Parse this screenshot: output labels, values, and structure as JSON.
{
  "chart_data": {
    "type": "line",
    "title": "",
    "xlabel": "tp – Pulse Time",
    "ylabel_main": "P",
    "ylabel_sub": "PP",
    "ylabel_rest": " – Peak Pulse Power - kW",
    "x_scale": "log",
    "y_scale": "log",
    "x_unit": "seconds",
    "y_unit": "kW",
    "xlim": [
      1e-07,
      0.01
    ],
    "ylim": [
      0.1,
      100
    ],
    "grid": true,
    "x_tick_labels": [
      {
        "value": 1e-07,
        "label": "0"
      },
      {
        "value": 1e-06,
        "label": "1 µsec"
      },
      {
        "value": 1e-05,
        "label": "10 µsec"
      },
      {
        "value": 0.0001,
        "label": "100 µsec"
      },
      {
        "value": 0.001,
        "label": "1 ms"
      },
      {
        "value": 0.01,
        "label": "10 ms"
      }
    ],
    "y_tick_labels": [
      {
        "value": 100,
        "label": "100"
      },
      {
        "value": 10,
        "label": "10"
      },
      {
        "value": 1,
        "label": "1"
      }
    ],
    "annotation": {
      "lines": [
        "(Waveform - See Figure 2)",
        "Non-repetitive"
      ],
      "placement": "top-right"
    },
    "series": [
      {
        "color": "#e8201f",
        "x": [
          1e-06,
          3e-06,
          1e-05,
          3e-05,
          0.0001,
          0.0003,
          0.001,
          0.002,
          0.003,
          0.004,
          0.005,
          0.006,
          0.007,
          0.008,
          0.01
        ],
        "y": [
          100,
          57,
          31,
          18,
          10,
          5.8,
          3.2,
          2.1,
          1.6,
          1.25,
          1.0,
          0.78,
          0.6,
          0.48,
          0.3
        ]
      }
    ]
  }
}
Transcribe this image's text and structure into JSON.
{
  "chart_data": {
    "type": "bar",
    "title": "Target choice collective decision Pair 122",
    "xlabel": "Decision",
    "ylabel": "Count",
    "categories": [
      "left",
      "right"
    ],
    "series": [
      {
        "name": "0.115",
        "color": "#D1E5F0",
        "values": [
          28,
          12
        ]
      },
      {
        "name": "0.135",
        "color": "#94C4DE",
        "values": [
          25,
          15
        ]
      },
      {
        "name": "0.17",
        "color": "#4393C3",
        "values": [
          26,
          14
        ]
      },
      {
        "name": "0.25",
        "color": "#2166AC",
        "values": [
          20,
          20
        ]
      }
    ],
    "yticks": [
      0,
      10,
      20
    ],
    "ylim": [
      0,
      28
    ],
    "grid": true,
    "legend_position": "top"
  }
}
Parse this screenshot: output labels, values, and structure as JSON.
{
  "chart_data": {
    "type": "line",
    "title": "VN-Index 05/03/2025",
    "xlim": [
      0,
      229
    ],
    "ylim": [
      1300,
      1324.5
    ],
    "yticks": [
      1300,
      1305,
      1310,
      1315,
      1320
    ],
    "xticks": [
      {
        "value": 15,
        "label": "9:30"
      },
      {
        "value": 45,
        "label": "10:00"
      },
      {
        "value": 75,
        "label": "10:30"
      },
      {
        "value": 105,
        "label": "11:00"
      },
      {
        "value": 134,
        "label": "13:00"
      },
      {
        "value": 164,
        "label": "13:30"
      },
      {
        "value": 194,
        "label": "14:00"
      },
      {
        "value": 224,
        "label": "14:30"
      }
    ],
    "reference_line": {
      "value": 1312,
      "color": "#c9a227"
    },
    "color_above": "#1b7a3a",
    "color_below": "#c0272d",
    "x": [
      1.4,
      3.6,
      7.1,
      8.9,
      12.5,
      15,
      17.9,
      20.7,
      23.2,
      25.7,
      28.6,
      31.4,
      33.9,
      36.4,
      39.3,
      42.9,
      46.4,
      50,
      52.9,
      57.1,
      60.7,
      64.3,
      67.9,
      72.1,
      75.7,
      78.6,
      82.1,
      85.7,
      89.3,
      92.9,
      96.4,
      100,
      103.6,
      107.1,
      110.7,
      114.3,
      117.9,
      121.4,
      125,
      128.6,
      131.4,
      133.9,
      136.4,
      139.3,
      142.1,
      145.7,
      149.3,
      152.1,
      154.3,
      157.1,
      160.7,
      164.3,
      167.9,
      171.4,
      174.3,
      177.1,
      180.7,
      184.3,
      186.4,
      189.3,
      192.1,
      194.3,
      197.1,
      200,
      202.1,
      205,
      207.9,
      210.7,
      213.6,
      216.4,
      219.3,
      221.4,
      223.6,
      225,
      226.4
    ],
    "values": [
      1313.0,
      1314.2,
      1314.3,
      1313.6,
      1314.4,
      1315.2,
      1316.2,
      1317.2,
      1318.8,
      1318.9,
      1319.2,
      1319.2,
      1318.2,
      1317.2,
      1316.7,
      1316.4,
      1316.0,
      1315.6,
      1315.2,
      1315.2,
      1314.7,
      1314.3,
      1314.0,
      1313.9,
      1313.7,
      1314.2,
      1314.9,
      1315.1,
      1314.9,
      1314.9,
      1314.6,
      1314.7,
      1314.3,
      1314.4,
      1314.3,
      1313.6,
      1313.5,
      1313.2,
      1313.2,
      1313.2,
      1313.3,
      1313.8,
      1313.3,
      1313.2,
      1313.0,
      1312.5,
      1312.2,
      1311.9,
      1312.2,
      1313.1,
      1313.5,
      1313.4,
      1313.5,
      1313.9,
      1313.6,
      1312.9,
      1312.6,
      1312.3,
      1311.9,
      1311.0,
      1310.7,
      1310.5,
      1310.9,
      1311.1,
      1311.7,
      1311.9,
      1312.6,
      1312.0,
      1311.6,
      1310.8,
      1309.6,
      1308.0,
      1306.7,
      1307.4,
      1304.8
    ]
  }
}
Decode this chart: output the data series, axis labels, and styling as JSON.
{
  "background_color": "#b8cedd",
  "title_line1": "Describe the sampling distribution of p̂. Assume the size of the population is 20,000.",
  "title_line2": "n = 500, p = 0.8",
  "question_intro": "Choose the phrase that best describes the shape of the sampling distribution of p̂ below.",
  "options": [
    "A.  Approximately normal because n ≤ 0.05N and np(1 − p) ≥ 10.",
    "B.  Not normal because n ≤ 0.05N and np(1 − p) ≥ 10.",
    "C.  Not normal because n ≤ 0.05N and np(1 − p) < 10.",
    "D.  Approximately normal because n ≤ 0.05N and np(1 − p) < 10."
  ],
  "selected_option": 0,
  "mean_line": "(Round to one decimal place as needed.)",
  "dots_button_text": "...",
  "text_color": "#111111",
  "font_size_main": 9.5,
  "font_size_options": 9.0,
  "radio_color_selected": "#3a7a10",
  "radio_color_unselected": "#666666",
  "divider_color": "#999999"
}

********************

=== INSTRUCTIONS TO FOLLOW ===
Word for word, write out all of the data above.

=== FINISHED TASK ===
Parse this screenshot: output labels, values, and structure as JSON.
{
  "chart_data": {
    "type": "line",
    "title": "",
    "xlabel": "tp – Pulse Time",
    "ylabel_main": "P",
    "ylabel_sub": "PP",
    "ylabel_rest": " – Peak Pulse Power - kW",
    "x_scale": "log",
    "y_scale": "log",
    "x_unit": "seconds",
    "y_unit": "kW",
    "xlim": [
      1e-07,
      0.01
    ],
    "ylim": [
      0.1,
      100
    ],
    "grid": true,
    "x_tick_labels": [
      {
        "value": 1e-07,
        "label": "0"
      },
      {
        "value": 1e-06,
        "label": "1 µsec"
      },
      {
        "value": 1e-05,
        "label": "10 µsec"
      },
      {
        "value": 0.0001,
        "label": "100 µsec"
      },
      {
        "value": 0.001,
        "label": "1 ms"
      },
      {
        "value": 0.01,
        "label": "10 ms"
      }
    ],
    "y_tick_labels": [
      {
        "value": 100,
        "label": "100"
      },
      {
        "value": 10,
        "label": "10"
      },
      {
        "value": 1,
        "label": "1"
      }
    ],
    "annotation": {
      "lines": [
        "(Waveform - See Figure 2)",
        "Non-repetitive"
      ],
      "placement": "top-right"
    },
    "series": [
      {
        "color": "#e8201f",
        "x": [
          1e-06,
          3e-06,
          1e-05,
          3e-05,
          0.0001,
          0.0003,
          0.001,
          0.002,
          0.003,
          0.004,
          0.005,
          0.006,
          0.007,
          0.008,
          0.01
        ],
        "y": [
          100,
          57,
          31,
          18,
          10,
          5.8,
          3.2,
          2.1,
          1.6,
          1.25,
          1.0,
          0.78,
          0.6,
          0.48,
          0.3
        ]
      }
    ]
  }
}
Transcribe this image's text and structure into JSON.
{
  "chart_data": {
    "type": "bar",
    "title": "Target choice collective decision Pair 122",
    "xlabel": "Decision",
    "ylabel": "Count",
    "categories": [
      "left",
      "right"
    ],
    "series": [
      {
        "name": "0.115",
        "color": "#D1E5F0",
        "values": [
          28,
          12
        ]
      },
      {
        "name": "0.135",
        "color": "#94C4DE",
        "values": [
          25,
          15
        ]
      },
      {
        "name": "0.17",
        "color": "#4393C3",
        "values": [
          26,
          14
        ]
      },
      {
        "name": "0.25",
        "color": "#2166AC",
        "values": [
          20,
          20
        ]
      }
    ],
    "yticks": [
      0,
      10,
      20
    ],
    "ylim": [
      0,
      28
    ],
    "grid": true,
    "legend_position": "top"
  }
}
Parse this screenshot: output labels, values, and structure as JSON.
{
  "chart_data": {
    "type": "line",
    "title": "VN-Index 05/03/2025",
    "xlim": [
      0,
      229
    ],
    "ylim": [
      1300,
      1324.5
    ],
    "yticks": [
      1300,
      1305,
      1310,
      1315,
      1320
    ],
    "xticks": [
      {
        "value": 15,
        "label": "9:30"
      },
      {
        "value": 45,
        "label": "10:00"
      },
      {
        "value": 75,
        "label": "10:30"
      },
      {
        "value": 105,
        "label": "11:00"
      },
      {
        "value": 134,
        "label": "13:00"
      },
      {
        "value": 164,
        "label": "13:30"
      },
      {
        "value": 194,
        "label": "14:00"
      },
      {
        "value": 224,
        "label": "14:30"
      }
    ],
    "reference_line": {
      "value": 1312,
      "color": "#c9a227"
    },
    "color_above": "#1b7a3a",
    "color_below": "#c0272d",
    "x": [
      1.4,
      3.6,
      7.1,
      8.9,
      12.5,
      15,
      17.9,
      20.7,
      23.2,
      25.7,
      28.6,
      31.4,
      33.9,
      36.4,
      39.3,
      42.9,
      46.4,
      50,
      52.9,
      57.1,
      60.7,
      64.3,
      67.9,
      72.1,
      75.7,
      78.6,
      82.1,
      85.7,
      89.3,
      92.9,
      96.4,
      100,
      103.6,
      107.1,
      110.7,
      114.3,
      117.9,
      121.4,
      125,
      128.6,
      131.4,
      133.9,
      136.4,
      139.3,
      142.1,
      145.7,
      149.3,
      152.1,
      154.3,
      157.1,
      160.7,
      164.3,
      167.9,
      171.4,
      174.3,
      177.1,
      180.7,
      184.3,
      186.4,
      189.3,
      192.1,
      194.3,
      197.1,
      200,
      202.1,
      205,
      207.9,
      210.7,
      213.6,
      216.4,
      219.3,
      221.4,
      223.6,
      225,
      226.4
    ],
    "values": [
      1313.0,
      1314.2,
      1314.3,
      1313.6,
      1314.4,
      1315.2,
      1316.2,
      1317.2,
      1318.8,
      1318.9,
      1319.2,
      1319.2,
      1318.2,
      1317.2,
      1316.7,
      1316.4,
      1316.0,
      1315.6,
      1315.2,
      1315.2,
      1314.7,
      1314.3,
      1314.0,
      1313.9,
      1313.7,
      1314.2,
      1314.9,
      1315.1,
      1314.9,
      1314.9,
      1314.6,
      1314.7,
      1314.3,
      1314.4,
      1314.3,
      1313.6,
      1313.5,
      1313.2,
      1313.2,
      1313.2,
      1313.3,
      1313.8,
      1313.3,
      1313.2,
      1313.0,
      1312.5,
      1312.2,
      1311.9,
      1312.2,
      1313.1,
      1313.5,
      1313.4,
      1313.5,
      1313.9,
      1313.6,
      1312.9,
      1312.6,
      1312.3,
      1311.9,
      1311.0,
      1310.7,
      1310.5,
      1310.9,
      1311.1,
      1311.7,
      1311.9,
      1312.6,
      1312.0,
      1311.6,
      1310.8,
      1309.6,
      1308.0,
      1306.7,
      1307.4,
      1304.8
    ]
  }
}
Decode this chart: output the data series, axis labels, and styling as JSON.
{
  "background_color": "#b8cedd",
  "title_line1": "Describe the sampling distribution of p̂. Assume the size of the population is 20,000.",
  "title_line2": "n = 500, p = 0.8",
  "question_intro": "Choose the phrase that best describes the shape of the sampling distribution of p̂ below.",
  "options": [
    "A.  Approximately normal because n ≤ 0.05N and np(1 − p) ≥ 10.",
    "B.  Not normal because n ≤ 0.05N and np(1 − p) ≥ 10.",
    "C.  Not normal because n ≤ 0.05N and np(1 − p) < 10.",
    "D.  Approximately normal because n ≤ 0.05N and np(1 − p) < 10."
  ],
  "selected_option": 0,
  "mean_line": "(Round to one decimal place as needed.)",
  "dots_button_text": "...",
  "text_color": "#111111",
  "font_size_main": 9.5,
  "font_size_options": 9.0,
  "radio_color_selected": "#3a7a10",
  "radio_color_unselected": "#666666",
  "divider_color": "#999999"
}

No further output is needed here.